Data drawn from a collection

┄┄┄┄┄┄

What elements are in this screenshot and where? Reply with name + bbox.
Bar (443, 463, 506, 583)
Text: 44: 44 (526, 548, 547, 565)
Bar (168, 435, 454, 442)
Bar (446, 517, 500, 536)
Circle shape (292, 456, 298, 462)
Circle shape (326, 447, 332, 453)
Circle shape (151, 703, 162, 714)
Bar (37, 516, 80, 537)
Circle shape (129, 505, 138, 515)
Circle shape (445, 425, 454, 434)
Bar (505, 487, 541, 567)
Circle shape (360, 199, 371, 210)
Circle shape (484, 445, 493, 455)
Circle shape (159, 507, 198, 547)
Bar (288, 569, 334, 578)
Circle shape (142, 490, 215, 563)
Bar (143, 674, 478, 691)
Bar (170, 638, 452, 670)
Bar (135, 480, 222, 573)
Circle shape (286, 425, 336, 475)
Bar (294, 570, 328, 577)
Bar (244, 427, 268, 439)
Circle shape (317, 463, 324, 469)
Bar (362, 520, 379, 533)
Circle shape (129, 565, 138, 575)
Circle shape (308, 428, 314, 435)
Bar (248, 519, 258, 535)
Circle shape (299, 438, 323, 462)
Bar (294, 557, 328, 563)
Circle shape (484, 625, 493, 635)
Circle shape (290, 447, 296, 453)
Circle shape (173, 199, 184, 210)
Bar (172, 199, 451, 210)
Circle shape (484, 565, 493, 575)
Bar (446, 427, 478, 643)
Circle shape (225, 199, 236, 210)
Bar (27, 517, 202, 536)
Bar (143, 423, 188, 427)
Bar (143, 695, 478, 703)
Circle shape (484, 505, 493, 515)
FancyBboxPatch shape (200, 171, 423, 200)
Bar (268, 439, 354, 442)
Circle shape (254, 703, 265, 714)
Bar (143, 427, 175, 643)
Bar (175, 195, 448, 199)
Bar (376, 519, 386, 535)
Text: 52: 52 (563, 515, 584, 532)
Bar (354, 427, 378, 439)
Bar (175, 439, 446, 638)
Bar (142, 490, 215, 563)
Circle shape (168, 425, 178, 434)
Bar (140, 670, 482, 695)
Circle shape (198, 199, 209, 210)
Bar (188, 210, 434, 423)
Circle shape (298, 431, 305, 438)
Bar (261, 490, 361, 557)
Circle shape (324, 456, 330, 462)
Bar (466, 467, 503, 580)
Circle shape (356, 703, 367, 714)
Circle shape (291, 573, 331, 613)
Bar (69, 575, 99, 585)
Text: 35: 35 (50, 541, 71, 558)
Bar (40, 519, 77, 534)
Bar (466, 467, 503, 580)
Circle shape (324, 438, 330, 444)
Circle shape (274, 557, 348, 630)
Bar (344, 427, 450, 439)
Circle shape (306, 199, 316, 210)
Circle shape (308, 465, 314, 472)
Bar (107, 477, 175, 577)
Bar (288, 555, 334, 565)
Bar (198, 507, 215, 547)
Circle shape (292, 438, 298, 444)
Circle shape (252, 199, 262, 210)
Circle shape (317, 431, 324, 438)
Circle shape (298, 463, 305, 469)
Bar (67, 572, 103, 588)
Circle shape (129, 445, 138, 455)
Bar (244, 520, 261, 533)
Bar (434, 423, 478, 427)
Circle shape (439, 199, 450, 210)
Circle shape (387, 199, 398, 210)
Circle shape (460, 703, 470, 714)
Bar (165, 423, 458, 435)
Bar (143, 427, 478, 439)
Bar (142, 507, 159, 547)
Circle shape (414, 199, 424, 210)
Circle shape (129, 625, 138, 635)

┄┄┄┄┄┄

- _EXERCISE DIRECTIONS_: Reproduce the data verbatim, starting at its first line and ending at the line containing "Bar (175, 439, 446, 638)".

- _RESPONSE TO THIS EXERCISE_:
What elements are in this screenshot and where? Reply with name + bbox.
Bar (443, 463, 506, 583)
Text: 44: 44 (526, 548, 547, 565)
Bar (168, 435, 454, 442)
Bar (446, 517, 500, 536)
Circle shape (292, 456, 298, 462)
Circle shape (326, 447, 332, 453)
Circle shape (151, 703, 162, 714)
Bar (37, 516, 80, 537)
Circle shape (129, 505, 138, 515)
Circle shape (445, 425, 454, 434)
Bar (505, 487, 541, 567)
Circle shape (360, 199, 371, 210)
Circle shape (484, 445, 493, 455)
Circle shape (159, 507, 198, 547)
Bar (288, 569, 334, 578)
Circle shape (142, 490, 215, 563)
Bar (143, 674, 478, 691)
Bar (170, 638, 452, 670)
Bar (135, 480, 222, 573)
Circle shape (286, 425, 336, 475)
Bar (294, 570, 328, 577)
Bar (244, 427, 268, 439)
Circle shape (317, 463, 324, 469)
Bar (362, 520, 379, 533)
Circle shape (129, 565, 138, 575)
Circle shape (308, 428, 314, 435)
Bar (248, 519, 258, 535)
Circle shape (299, 438, 323, 462)
Bar (294, 557, 328, 563)
Circle shape (484, 625, 493, 635)
Circle shape (290, 447, 296, 453)
Circle shape (173, 199, 184, 210)
Bar (172, 199, 451, 210)
Circle shape (484, 565, 493, 575)
Bar (446, 427, 478, 643)
Circle shape (225, 199, 236, 210)
Bar (27, 517, 202, 536)
Bar (143, 423, 188, 427)
Bar (143, 695, 478, 703)
Circle shape (484, 505, 493, 515)
FancyBboxPatch shape (200, 171, 423, 200)
Bar (268, 439, 354, 442)
Circle shape (254, 703, 265, 714)
Bar (143, 427, 175, 643)
Bar (175, 195, 448, 199)
Bar (376, 519, 386, 535)
Text: 52: 52 (563, 515, 584, 532)
Bar (354, 427, 378, 439)
Bar (175, 439, 446, 638)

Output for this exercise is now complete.